Directions
Repeat each entry word for word. Leave any images out of the copy.

---------------

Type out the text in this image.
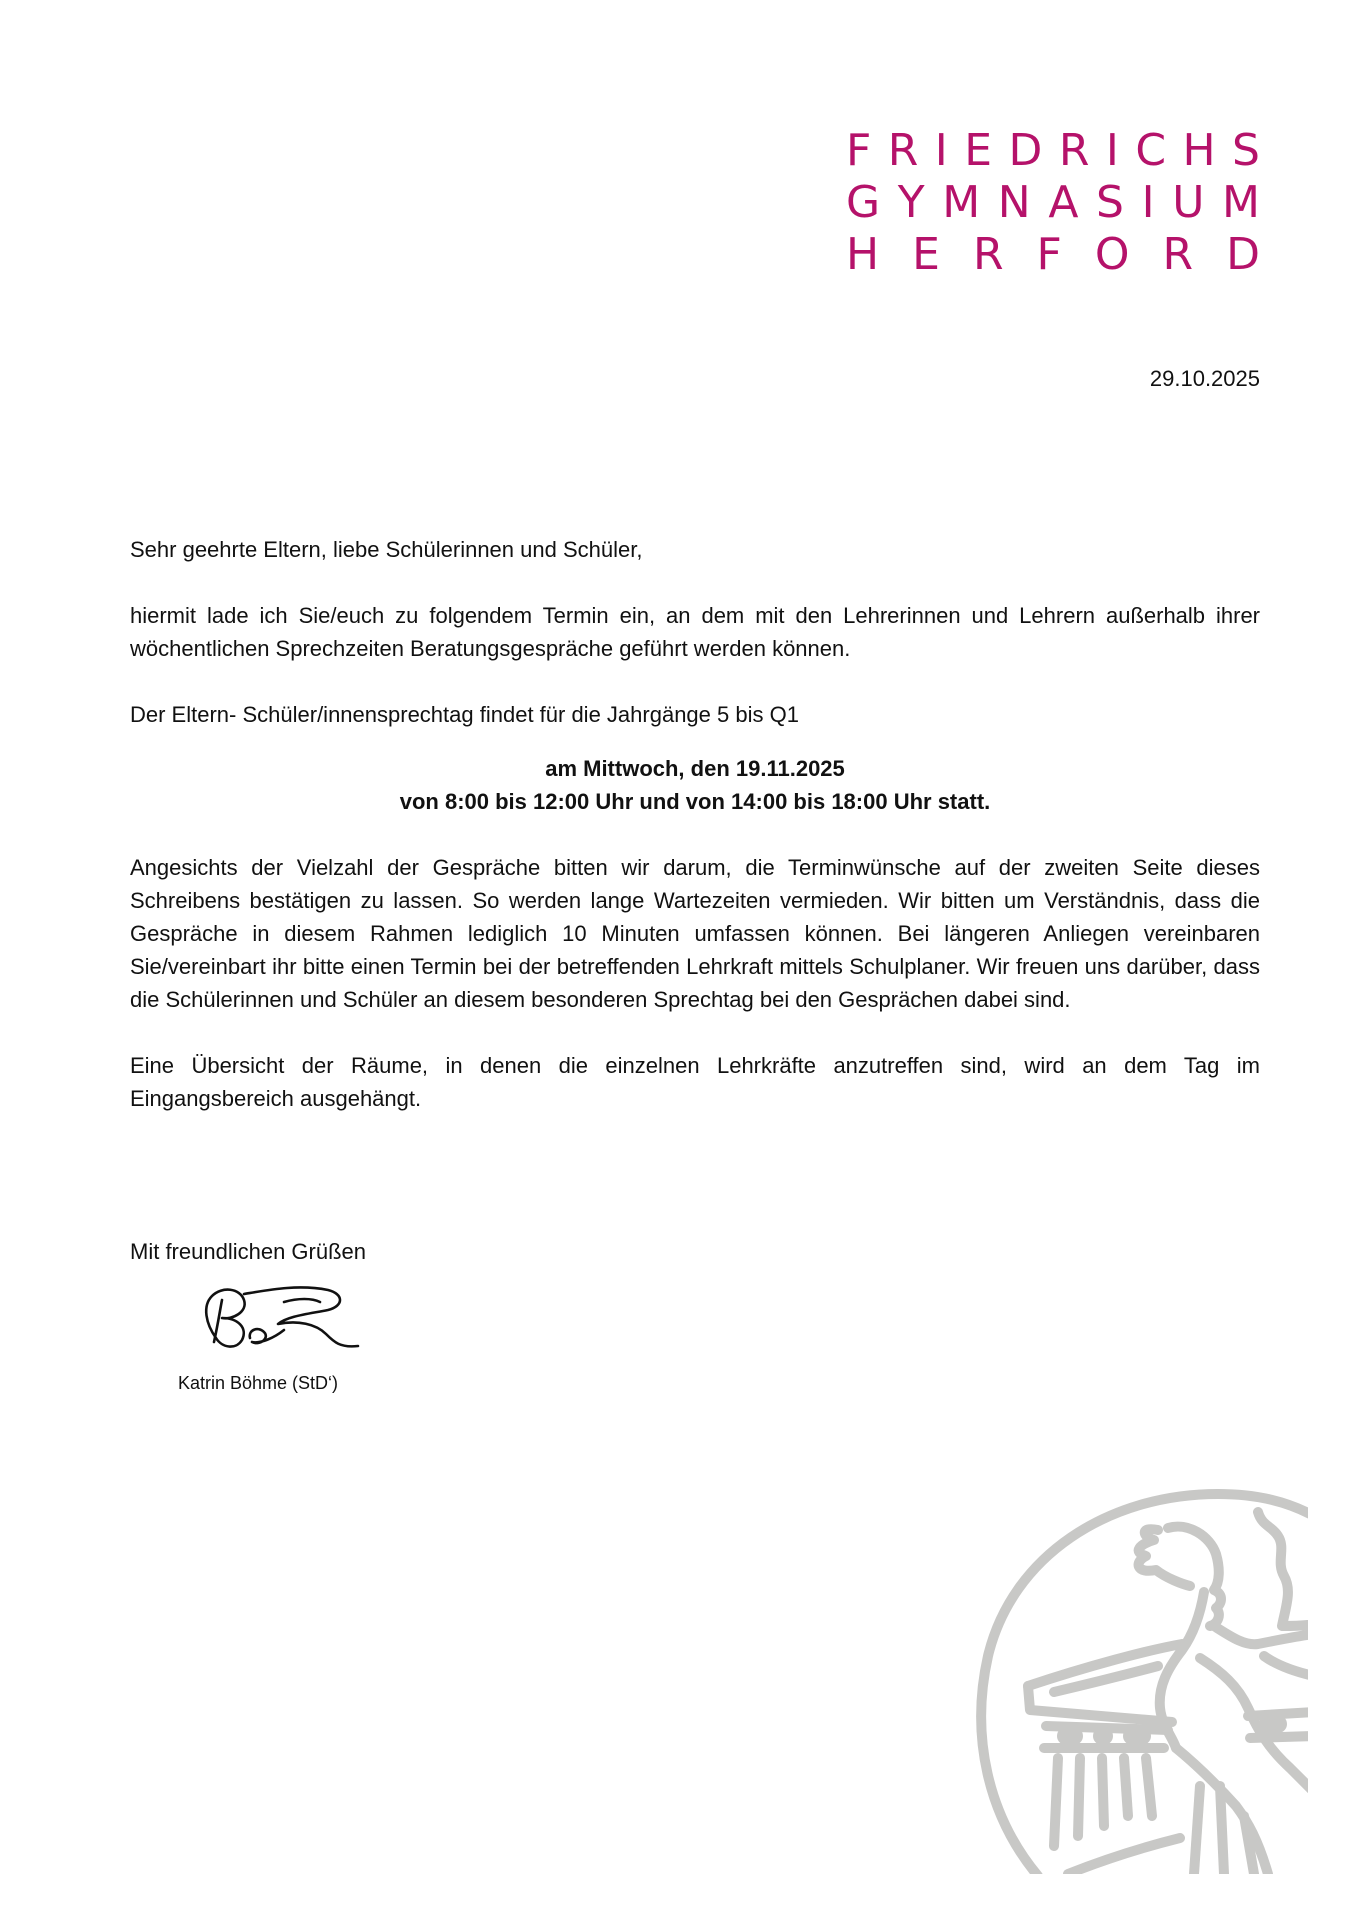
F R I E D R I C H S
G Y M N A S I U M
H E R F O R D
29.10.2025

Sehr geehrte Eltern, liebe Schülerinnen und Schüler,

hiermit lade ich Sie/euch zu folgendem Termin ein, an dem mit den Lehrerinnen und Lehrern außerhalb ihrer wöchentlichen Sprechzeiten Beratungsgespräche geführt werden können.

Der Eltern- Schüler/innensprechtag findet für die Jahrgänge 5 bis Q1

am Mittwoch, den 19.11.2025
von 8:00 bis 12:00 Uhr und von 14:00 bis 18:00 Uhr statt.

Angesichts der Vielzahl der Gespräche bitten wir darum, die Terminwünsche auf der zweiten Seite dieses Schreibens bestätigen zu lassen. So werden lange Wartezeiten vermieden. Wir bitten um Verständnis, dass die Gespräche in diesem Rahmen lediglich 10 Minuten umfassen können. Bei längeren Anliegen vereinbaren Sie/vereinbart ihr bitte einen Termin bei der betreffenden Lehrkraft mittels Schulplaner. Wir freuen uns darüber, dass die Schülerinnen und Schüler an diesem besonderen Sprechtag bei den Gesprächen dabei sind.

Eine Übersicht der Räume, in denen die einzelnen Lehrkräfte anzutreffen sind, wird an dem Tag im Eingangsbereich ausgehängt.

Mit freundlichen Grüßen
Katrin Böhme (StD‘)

---------------

The completed task
Type out the text in this image.
F R I E D R I C H S
G Y M N A S I U M
H E R F O R D
29.10.2025

Sehr geehrte Eltern, liebe Schülerinnen und Schüler,

hiermit lade ich Sie/euch zu folgendem Termin ein, an dem mit den Lehrerinnen und Lehrern außerhalb ihrer wöchentlichen Sprechzeiten Beratungsgespräche geführt werden können.

Der Eltern- Schüler/innensprechtag findet für die Jahrgänge 5 bis Q1

am Mittwoch, den 19.11.2025
von 8:00 bis 12:00 Uhr und von 14:00 bis 18:00 Uhr statt.

Angesichts der Vielzahl der Gespräche bitten wir darum, die Terminwünsche auf der zweiten Seite dieses Schreibens bestätigen zu lassen. So werden lange Wartezeiten vermieden. Wir bitten um Verständnis, dass die Gespräche in diesem Rahmen lediglich 10 Minuten umfassen können. Bei längeren Anliegen vereinbaren Sie/vereinbart ihr bitte einen Termin bei der betreffenden Lehrkraft mittels Schulplaner. Wir freuen uns darüber, dass die Schülerinnen und Schüler an diesem besonderen Sprechtag bei den Gesprächen dabei sind.

Eine Übersicht der Räume, in denen die einzelnen Lehrkräfte anzutreffen sind, wird an dem Tag im Eingangsbereich ausgehängt.

Mit freundlichen Grüßen
Katrin Böhme (StD‘)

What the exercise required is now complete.